» Raw records
----

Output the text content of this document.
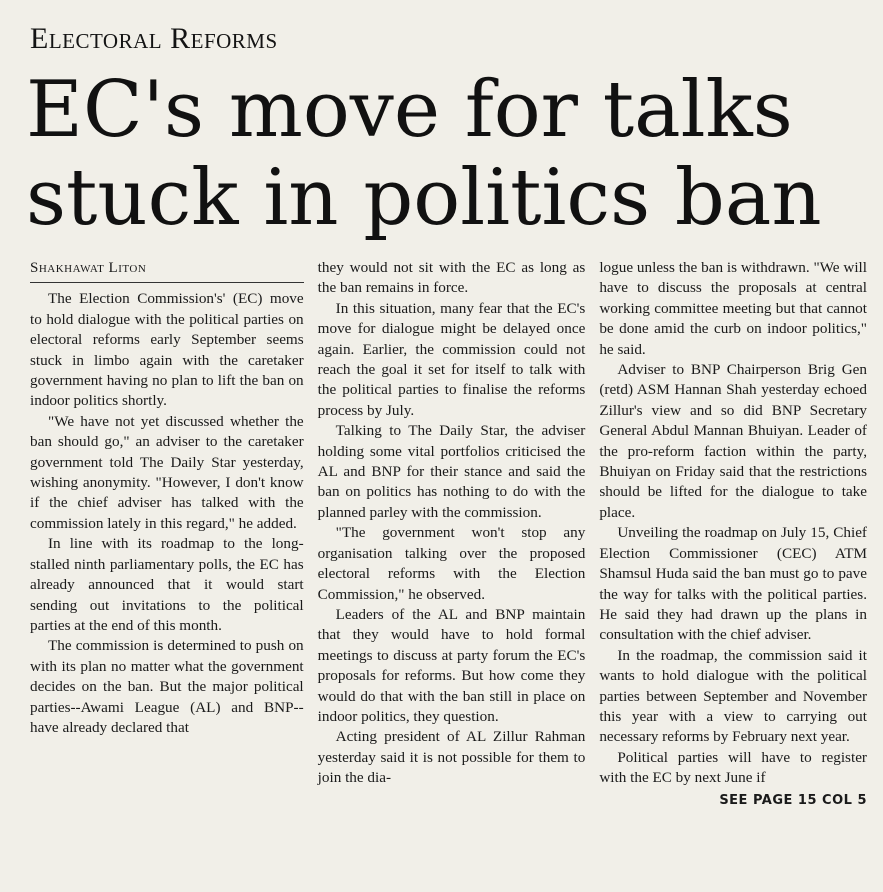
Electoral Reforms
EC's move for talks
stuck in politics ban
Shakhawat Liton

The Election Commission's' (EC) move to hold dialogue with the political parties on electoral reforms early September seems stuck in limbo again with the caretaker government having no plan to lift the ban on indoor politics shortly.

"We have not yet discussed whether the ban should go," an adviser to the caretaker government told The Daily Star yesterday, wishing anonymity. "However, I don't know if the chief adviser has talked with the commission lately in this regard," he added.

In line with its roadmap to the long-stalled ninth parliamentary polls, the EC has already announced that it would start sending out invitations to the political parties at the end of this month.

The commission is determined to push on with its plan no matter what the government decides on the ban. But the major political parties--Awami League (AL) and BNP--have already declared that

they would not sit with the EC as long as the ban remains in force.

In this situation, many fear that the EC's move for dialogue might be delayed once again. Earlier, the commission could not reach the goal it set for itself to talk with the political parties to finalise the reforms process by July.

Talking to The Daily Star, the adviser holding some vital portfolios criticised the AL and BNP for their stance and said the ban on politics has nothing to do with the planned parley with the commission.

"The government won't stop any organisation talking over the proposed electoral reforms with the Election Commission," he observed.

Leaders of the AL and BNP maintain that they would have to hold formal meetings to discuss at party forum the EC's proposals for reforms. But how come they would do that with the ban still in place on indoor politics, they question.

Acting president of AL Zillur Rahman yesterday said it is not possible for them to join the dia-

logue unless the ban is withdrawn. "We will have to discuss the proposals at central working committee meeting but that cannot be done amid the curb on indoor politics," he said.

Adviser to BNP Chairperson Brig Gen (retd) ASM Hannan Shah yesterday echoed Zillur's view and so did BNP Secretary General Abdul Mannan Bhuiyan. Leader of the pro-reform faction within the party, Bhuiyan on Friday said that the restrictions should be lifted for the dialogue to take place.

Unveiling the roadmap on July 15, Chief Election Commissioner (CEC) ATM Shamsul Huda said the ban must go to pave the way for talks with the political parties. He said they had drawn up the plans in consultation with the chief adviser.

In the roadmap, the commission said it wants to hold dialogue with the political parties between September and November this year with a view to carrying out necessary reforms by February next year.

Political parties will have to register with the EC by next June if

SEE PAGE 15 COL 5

----

» Problem to work on
Restate each entry word for word, please, but drop any images it holds.

» Result
Output the text content of this document.
Electoral Reforms
EC's move for talks
stuck in politics ban
Shakhawat Liton

The Election Commission's' (EC) move to hold dialogue with the political parties on electoral reforms early September seems stuck in limbo again with the caretaker government having no plan to lift the ban on indoor politics shortly.

"We have not yet discussed whether the ban should go," an adviser to the caretaker government told The Daily Star yesterday, wishing anonymity. "However, I don't know if the chief adviser has talked with the commission lately in this regard," he added.

In line with its roadmap to the long-stalled ninth parliamentary polls, the EC has already announced that it would start sending out invitations to the political parties at the end of this month.

The commission is determined to push on with its plan no matter what the government decides on the ban. But the major political parties--Awami League (AL) and BNP--have already declared that

they would not sit with the EC as long as the ban remains in force.

In this situation, many fear that the EC's move for dialogue might be delayed once again. Earlier, the commission could not reach the goal it set for itself to talk with the political parties to finalise the reforms process by July.

Talking to The Daily Star, the adviser holding some vital portfolios criticised the AL and BNP for their stance and said the ban on politics has nothing to do with the planned parley with the commission.

"The government won't stop any organisation talking over the proposed electoral reforms with the Election Commission," he observed.

Leaders of the AL and BNP maintain that they would have to hold formal meetings to discuss at party forum the EC's proposals for reforms. But how come they would do that with the ban still in place on indoor politics, they question.

Acting president of AL Zillur Rahman yesterday said it is not possible for them to join the dia-

logue unless the ban is withdrawn. "We will have to discuss the proposals at central working committee meeting but that cannot be done amid the curb on indoor politics," he said.

Adviser to BNP Chairperson Brig Gen (retd) ASM Hannan Shah yesterday echoed Zillur's view and so did BNP Secretary General Abdul Mannan Bhuiyan. Leader of the pro-reform faction within the party, Bhuiyan on Friday said that the restrictions should be lifted for the dialogue to take place.

Unveiling the roadmap on July 15, Chief Election Commissioner (CEC) ATM Shamsul Huda said the ban must go to pave the way for talks with the political parties. He said they had drawn up the plans in consultation with the chief adviser.

In the roadmap, the commission said it wants to hold dialogue with the political parties between September and November this year with a view to carrying out necessary reforms by February next year.

Political parties will have to register with the EC by next June if

SEE PAGE 15 COL 5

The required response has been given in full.